--- begin DATA RECORDS ---
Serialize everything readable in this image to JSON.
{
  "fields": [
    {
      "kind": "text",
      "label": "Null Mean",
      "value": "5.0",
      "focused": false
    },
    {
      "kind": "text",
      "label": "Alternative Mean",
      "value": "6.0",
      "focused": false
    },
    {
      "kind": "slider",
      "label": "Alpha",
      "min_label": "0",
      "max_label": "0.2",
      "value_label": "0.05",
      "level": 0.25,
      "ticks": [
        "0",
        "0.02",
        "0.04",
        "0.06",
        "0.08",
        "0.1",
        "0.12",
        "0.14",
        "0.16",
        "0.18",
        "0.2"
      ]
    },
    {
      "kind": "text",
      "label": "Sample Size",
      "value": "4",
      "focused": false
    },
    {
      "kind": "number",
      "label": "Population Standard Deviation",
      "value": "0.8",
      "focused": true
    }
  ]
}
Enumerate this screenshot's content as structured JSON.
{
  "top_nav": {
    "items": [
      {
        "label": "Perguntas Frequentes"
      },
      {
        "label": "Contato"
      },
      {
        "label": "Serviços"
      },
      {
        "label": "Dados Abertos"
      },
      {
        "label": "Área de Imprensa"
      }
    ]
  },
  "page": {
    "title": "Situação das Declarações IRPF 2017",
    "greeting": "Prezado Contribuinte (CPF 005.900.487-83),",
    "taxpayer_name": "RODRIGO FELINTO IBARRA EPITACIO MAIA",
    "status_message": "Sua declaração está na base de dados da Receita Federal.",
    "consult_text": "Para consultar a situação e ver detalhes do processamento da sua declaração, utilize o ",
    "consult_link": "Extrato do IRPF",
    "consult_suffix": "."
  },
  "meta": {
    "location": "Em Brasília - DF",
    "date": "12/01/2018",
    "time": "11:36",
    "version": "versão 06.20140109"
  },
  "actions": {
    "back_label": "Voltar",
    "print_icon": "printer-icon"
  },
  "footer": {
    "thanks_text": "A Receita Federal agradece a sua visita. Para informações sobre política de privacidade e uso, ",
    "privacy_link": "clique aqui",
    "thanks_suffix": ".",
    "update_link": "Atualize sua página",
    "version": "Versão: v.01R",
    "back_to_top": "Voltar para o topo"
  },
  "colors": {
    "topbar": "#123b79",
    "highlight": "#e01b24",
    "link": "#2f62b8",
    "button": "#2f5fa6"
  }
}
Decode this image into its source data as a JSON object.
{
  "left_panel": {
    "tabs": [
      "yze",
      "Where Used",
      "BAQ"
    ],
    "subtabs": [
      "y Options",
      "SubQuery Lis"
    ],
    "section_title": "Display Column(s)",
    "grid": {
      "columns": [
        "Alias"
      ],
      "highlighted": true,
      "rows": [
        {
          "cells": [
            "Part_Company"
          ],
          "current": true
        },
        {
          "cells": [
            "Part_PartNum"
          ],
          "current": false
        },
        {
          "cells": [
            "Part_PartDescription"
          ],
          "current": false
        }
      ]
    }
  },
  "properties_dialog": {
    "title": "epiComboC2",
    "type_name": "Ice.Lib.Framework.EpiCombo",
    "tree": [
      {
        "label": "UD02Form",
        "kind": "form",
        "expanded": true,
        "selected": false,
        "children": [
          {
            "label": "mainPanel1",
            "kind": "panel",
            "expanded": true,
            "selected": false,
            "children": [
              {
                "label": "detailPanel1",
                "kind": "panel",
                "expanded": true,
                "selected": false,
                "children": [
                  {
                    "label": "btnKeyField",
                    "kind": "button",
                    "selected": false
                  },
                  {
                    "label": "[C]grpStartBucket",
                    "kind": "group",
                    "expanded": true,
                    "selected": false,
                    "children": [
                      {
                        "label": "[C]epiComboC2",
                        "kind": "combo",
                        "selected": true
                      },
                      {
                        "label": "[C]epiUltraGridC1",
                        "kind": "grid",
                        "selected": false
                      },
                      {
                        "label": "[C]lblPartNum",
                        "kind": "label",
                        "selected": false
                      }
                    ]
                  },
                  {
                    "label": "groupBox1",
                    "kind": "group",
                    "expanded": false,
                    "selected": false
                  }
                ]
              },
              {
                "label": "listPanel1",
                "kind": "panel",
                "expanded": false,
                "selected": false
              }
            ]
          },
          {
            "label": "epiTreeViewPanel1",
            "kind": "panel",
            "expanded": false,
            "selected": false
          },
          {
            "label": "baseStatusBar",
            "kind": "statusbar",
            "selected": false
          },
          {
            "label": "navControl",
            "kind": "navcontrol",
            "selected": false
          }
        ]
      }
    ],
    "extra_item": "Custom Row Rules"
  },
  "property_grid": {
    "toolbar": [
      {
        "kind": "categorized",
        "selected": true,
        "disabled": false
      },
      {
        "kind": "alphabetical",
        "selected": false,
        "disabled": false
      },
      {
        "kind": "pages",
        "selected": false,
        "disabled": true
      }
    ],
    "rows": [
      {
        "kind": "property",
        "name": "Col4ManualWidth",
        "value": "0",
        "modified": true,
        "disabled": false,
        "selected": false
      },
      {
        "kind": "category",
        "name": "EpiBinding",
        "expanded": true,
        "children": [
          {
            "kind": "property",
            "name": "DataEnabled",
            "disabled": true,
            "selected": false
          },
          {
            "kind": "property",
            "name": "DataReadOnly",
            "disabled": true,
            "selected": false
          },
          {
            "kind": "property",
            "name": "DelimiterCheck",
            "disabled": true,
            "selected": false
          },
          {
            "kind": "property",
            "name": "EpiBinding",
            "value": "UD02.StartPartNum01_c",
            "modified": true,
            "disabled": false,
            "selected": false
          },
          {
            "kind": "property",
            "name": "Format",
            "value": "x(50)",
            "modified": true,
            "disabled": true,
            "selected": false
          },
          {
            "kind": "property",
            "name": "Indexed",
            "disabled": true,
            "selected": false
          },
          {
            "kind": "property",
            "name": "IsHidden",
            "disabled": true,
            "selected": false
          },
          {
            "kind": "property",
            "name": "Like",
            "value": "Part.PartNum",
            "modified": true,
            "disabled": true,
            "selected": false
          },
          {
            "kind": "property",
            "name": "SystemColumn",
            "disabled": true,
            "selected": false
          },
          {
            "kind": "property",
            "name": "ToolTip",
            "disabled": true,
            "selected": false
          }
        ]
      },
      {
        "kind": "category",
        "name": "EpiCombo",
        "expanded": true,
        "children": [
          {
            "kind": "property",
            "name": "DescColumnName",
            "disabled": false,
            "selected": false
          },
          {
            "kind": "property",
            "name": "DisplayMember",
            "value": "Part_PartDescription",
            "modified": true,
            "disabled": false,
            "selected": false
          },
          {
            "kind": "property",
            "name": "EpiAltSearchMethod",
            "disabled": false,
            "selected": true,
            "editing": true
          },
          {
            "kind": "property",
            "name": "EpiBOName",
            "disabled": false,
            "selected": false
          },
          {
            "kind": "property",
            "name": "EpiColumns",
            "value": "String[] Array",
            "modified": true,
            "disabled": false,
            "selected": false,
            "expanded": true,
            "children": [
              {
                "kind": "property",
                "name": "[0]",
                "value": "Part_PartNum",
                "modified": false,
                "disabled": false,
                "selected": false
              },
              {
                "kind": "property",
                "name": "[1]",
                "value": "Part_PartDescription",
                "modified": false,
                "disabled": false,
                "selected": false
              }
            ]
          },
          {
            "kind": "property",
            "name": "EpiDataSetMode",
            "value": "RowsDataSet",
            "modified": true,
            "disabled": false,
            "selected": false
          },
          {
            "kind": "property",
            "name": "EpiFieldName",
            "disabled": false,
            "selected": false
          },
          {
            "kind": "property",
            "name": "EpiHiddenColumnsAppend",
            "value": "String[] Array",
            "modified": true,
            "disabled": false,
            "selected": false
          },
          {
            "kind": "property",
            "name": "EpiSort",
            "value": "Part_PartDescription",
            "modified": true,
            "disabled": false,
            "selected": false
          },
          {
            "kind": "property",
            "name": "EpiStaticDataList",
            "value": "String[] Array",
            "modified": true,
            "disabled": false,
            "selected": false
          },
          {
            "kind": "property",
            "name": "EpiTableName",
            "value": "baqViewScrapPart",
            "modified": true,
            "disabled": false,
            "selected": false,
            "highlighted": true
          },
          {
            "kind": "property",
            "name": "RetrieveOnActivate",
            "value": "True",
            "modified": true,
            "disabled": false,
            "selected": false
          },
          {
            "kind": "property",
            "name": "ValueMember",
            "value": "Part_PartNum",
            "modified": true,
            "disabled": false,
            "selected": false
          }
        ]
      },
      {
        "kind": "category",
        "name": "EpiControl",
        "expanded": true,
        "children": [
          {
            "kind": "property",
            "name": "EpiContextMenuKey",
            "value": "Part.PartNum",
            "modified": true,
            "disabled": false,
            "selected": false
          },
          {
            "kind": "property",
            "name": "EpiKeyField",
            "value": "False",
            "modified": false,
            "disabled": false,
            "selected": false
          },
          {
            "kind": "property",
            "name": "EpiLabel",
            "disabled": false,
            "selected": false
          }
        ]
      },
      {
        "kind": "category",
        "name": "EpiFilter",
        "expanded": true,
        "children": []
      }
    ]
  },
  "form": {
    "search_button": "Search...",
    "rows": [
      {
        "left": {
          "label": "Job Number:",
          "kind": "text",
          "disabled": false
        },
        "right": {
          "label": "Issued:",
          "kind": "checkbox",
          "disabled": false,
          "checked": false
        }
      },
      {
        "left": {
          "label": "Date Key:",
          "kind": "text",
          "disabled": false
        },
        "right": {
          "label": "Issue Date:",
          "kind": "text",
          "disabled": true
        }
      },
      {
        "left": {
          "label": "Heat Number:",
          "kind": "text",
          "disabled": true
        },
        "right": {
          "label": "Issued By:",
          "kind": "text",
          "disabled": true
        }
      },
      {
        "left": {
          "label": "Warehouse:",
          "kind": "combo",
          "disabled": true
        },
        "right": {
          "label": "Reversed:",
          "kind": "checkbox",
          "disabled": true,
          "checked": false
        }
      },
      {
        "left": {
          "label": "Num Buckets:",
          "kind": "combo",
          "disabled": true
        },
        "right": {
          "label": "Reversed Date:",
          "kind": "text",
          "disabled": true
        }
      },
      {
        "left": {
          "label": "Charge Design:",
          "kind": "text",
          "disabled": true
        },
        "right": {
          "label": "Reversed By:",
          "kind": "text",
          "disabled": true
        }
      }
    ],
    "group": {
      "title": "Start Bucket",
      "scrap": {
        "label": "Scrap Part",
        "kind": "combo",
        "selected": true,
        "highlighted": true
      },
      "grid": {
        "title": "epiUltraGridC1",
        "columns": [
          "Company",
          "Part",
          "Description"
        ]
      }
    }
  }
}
--- end DATA RECORDS ---
Identify how many lines in the entries above contain the word "IRPF" and provide only that figure.

2